### Instruction
The records below are split into lines. How many of those lines contain the string "هستند"? Reply with the number only.

━━━━━━━━━━━━━━━━━━━━

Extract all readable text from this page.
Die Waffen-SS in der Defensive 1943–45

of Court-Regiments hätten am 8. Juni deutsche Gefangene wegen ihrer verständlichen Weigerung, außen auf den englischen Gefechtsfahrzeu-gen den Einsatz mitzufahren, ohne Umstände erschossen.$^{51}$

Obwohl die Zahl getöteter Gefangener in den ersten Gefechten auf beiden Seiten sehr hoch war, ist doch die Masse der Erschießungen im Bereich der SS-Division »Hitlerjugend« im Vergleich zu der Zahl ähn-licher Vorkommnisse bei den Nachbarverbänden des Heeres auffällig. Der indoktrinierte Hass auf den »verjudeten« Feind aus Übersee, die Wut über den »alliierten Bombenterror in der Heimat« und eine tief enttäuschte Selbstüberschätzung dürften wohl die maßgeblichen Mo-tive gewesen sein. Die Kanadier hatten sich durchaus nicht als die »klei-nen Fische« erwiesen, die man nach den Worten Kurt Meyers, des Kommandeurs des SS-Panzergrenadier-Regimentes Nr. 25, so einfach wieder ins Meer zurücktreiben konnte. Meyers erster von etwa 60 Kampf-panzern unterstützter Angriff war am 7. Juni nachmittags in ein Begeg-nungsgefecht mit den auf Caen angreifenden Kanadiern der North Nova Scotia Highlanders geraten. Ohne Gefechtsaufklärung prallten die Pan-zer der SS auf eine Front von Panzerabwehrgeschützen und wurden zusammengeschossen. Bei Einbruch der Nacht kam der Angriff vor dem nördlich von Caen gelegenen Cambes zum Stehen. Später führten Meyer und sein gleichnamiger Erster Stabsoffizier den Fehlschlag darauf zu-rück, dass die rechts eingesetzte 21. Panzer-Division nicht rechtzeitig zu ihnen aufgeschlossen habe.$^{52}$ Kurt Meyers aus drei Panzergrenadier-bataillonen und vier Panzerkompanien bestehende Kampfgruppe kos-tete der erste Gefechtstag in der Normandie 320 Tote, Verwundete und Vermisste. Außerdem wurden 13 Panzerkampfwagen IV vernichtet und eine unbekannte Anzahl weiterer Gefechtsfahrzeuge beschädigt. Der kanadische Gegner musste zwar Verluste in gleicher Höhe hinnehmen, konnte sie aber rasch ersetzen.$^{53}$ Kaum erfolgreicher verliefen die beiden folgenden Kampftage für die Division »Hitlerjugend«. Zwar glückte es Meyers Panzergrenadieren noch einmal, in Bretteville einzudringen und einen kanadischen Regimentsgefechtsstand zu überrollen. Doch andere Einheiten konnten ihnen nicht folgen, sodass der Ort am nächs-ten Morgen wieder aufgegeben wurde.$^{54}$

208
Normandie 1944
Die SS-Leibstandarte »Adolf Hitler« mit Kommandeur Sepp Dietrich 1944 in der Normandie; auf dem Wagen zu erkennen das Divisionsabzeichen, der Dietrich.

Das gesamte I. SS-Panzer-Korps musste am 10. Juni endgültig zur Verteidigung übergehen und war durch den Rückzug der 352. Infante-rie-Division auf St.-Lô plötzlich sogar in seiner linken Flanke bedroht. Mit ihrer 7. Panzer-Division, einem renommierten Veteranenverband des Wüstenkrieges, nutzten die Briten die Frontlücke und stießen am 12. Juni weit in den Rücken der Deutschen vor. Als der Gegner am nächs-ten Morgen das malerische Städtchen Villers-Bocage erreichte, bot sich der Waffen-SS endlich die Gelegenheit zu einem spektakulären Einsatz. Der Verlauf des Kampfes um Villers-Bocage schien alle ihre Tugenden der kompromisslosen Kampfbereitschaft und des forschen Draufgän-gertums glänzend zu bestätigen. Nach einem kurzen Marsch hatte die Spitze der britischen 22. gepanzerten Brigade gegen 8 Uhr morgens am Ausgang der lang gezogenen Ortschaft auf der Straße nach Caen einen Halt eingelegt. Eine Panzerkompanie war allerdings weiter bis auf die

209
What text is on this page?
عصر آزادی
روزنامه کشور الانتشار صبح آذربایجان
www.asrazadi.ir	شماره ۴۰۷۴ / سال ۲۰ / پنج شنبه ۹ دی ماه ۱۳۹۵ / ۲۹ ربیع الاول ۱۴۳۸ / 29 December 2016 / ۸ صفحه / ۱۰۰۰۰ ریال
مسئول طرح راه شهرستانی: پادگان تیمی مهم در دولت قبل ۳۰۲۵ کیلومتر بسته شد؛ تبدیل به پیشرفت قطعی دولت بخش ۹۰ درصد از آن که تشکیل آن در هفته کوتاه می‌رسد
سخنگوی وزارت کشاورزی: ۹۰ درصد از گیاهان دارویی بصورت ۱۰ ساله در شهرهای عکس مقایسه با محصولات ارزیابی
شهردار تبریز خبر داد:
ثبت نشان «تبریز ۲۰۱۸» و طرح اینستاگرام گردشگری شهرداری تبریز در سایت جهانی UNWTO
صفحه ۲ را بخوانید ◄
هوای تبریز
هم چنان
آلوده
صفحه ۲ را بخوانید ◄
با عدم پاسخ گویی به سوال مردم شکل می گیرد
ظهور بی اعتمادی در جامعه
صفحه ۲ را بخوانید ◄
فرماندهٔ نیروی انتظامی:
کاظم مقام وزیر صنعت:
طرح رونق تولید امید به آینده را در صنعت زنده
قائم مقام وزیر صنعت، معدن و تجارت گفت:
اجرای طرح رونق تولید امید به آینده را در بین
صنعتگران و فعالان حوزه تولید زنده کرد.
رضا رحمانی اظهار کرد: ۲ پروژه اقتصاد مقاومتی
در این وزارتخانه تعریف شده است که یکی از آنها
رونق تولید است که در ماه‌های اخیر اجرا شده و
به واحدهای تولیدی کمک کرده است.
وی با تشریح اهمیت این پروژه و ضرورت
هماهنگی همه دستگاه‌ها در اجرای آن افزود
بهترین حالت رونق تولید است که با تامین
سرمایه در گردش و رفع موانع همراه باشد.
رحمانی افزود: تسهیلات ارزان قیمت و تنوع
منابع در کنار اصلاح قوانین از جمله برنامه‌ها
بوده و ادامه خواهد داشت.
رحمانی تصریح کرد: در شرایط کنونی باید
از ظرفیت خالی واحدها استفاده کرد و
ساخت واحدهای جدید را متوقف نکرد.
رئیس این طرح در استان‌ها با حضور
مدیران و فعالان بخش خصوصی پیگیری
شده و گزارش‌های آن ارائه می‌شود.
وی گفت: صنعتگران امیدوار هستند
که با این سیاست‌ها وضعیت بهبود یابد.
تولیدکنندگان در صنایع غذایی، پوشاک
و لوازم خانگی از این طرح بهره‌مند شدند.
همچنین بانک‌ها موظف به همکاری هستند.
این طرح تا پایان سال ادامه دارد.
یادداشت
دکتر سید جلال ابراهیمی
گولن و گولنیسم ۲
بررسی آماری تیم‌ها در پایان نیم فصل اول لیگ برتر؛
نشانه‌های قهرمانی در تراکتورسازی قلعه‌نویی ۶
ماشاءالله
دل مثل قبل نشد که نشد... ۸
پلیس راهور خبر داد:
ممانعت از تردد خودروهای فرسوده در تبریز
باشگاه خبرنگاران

━━━━━━━━━━━━━━━━━━━━

### Task output
2